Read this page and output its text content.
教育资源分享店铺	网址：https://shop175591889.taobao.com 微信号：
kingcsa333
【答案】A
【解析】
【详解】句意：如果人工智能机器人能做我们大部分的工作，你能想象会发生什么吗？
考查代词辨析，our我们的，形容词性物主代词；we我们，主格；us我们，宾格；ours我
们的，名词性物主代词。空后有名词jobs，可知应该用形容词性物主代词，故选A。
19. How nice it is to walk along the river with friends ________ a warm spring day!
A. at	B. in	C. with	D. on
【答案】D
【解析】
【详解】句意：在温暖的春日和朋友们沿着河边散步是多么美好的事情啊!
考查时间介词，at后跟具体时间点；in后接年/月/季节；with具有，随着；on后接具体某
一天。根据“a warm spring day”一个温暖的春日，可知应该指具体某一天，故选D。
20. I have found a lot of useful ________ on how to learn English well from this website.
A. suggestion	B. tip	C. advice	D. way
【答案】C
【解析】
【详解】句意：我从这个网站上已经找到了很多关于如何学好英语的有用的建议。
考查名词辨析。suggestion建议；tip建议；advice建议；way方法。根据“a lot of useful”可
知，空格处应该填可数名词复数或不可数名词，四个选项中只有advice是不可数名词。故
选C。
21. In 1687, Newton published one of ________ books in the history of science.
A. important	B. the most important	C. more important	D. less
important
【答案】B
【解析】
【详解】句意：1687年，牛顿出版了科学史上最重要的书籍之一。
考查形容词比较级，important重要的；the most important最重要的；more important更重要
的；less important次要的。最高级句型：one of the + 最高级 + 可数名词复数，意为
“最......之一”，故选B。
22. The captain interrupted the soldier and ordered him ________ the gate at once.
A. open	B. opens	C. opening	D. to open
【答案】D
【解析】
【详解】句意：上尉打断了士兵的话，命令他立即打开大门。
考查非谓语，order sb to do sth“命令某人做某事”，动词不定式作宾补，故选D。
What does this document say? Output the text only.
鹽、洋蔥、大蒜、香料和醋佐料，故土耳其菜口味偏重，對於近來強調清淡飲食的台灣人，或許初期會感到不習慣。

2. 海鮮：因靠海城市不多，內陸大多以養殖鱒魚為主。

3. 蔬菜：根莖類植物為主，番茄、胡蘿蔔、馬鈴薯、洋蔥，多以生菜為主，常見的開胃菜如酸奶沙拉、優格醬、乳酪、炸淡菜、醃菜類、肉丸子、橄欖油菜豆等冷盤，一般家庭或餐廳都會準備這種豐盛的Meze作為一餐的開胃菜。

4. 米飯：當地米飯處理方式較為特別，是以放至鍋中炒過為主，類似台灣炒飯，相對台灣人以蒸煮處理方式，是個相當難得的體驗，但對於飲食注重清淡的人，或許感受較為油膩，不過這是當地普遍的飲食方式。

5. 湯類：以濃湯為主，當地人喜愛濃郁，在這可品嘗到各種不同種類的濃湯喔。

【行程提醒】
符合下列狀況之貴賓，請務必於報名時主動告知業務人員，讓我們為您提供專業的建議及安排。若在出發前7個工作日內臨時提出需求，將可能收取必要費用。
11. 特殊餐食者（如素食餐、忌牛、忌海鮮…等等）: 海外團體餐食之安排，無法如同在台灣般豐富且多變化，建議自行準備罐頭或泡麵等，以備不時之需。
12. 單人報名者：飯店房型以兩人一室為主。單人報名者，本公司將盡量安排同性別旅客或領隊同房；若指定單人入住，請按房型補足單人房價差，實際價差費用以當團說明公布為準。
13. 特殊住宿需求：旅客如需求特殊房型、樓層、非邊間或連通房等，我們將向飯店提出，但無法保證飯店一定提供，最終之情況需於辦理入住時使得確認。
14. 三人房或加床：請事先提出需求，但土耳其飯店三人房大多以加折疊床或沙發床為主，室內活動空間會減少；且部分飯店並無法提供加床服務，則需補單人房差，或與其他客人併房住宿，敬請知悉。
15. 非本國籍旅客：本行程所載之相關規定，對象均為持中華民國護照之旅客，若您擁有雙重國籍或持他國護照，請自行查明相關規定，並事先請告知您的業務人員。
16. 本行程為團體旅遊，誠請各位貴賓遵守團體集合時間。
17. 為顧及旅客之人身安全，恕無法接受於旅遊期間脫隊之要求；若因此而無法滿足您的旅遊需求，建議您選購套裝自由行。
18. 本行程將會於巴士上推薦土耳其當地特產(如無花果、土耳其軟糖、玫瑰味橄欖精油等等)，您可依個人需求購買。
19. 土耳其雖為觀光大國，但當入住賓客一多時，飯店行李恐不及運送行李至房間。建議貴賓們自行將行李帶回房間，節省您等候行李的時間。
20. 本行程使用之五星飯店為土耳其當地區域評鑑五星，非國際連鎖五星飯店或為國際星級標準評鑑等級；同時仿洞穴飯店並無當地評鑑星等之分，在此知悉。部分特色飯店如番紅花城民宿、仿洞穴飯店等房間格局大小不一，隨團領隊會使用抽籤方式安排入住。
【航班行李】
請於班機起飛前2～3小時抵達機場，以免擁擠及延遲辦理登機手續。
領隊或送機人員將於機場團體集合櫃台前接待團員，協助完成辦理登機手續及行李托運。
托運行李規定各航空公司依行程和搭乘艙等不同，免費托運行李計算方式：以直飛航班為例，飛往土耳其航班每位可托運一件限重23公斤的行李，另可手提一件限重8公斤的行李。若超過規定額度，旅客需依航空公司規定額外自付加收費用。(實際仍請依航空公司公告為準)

Stated exercise - Out of the preceding entries, pull every line containing the string "useful".

Expected output -
20. I have found a lot of useful ________ on how to learn English well from this website.
考查名词辨析。suggestion建议；tip建议；advice建议；way方法。根据“a lot of useful”可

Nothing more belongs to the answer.